Directive: For the listing below, give the count of lines containing the string "销售假药线索及时向市食品药品监督管理局等部门通报情况" and nothing else.

Dataset rows:
====
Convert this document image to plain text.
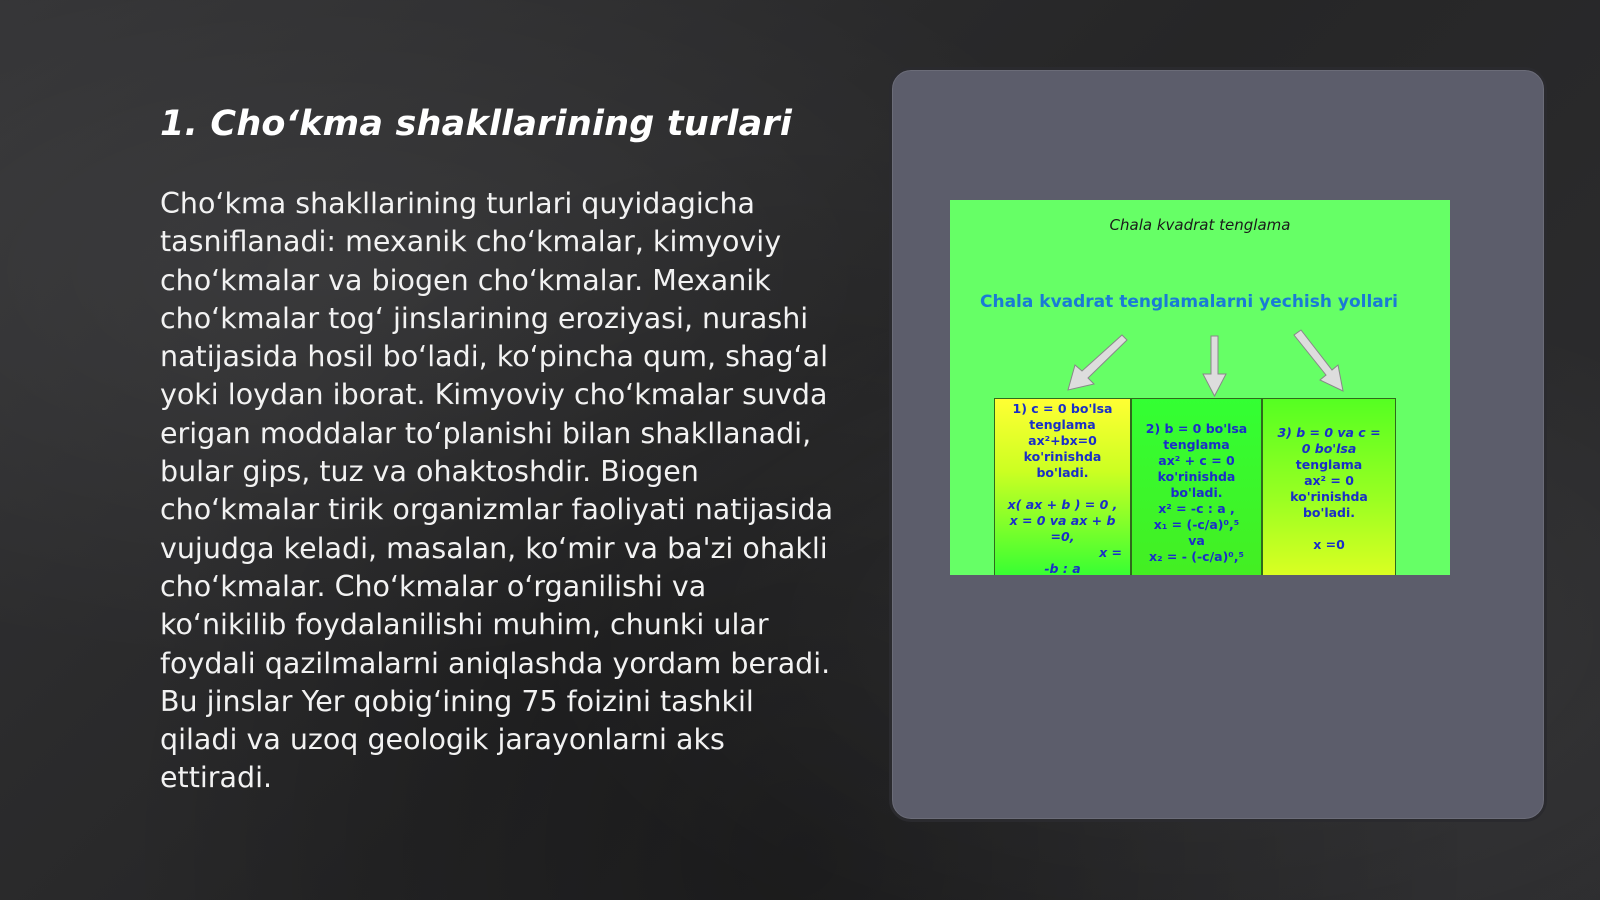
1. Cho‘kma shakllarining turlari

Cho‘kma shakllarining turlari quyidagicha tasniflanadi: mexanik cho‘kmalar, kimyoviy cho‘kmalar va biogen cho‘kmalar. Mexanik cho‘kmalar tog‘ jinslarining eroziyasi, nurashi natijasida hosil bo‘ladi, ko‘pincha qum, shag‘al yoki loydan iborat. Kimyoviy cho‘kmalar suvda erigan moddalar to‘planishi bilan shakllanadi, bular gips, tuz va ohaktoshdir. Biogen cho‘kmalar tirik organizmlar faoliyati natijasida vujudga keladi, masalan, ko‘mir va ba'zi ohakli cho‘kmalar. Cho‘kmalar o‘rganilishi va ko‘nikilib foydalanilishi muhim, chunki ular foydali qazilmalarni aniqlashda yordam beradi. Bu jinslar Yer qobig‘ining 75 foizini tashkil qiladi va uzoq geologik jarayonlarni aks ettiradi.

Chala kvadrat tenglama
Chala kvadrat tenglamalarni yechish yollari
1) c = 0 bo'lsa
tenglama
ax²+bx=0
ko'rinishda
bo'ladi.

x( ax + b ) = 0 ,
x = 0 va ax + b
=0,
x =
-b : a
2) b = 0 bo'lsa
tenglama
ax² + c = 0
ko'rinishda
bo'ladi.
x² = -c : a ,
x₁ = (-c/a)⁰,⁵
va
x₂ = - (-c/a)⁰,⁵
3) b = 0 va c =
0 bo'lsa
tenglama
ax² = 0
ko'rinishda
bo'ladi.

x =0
====
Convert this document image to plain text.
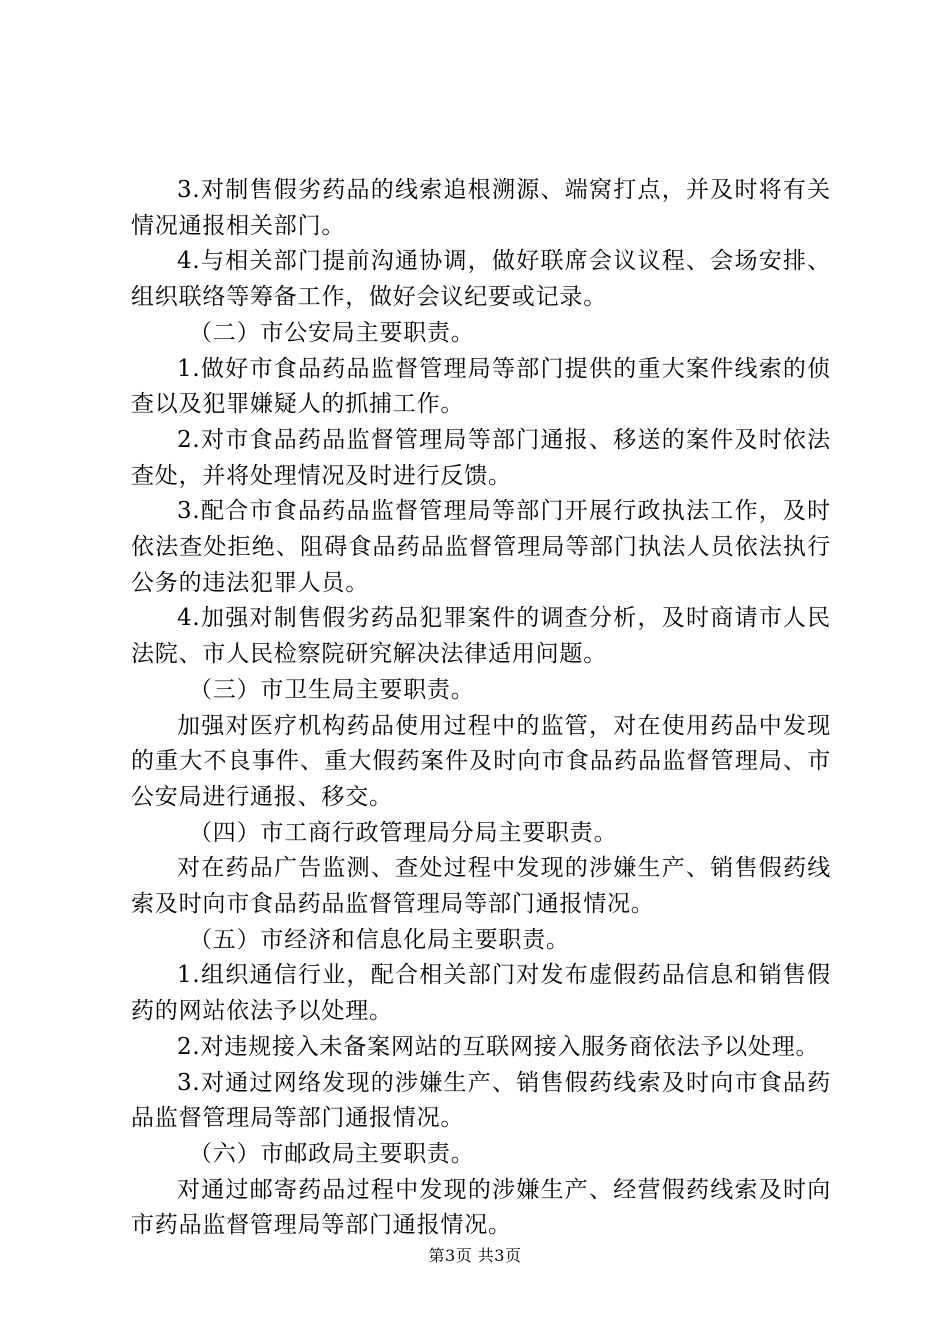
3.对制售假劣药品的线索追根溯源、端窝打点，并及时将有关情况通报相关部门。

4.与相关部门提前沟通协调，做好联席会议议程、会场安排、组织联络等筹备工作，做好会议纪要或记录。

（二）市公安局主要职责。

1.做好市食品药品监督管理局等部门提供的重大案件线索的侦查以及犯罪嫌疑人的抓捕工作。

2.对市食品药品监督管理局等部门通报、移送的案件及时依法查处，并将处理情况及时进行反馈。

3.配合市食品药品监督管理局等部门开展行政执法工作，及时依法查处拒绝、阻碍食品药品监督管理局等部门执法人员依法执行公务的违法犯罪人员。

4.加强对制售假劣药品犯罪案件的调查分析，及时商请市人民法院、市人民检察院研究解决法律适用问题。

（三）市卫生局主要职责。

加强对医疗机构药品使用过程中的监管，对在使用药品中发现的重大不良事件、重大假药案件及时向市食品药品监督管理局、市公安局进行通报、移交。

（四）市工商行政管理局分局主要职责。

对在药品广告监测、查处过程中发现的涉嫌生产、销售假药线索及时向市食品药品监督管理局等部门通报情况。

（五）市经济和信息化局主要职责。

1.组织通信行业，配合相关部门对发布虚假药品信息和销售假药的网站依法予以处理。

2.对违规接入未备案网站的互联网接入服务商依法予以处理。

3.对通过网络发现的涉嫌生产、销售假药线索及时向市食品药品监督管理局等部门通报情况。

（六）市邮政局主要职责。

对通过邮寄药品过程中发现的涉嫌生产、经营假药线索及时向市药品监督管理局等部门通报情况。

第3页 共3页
====
Output of the exercise: 2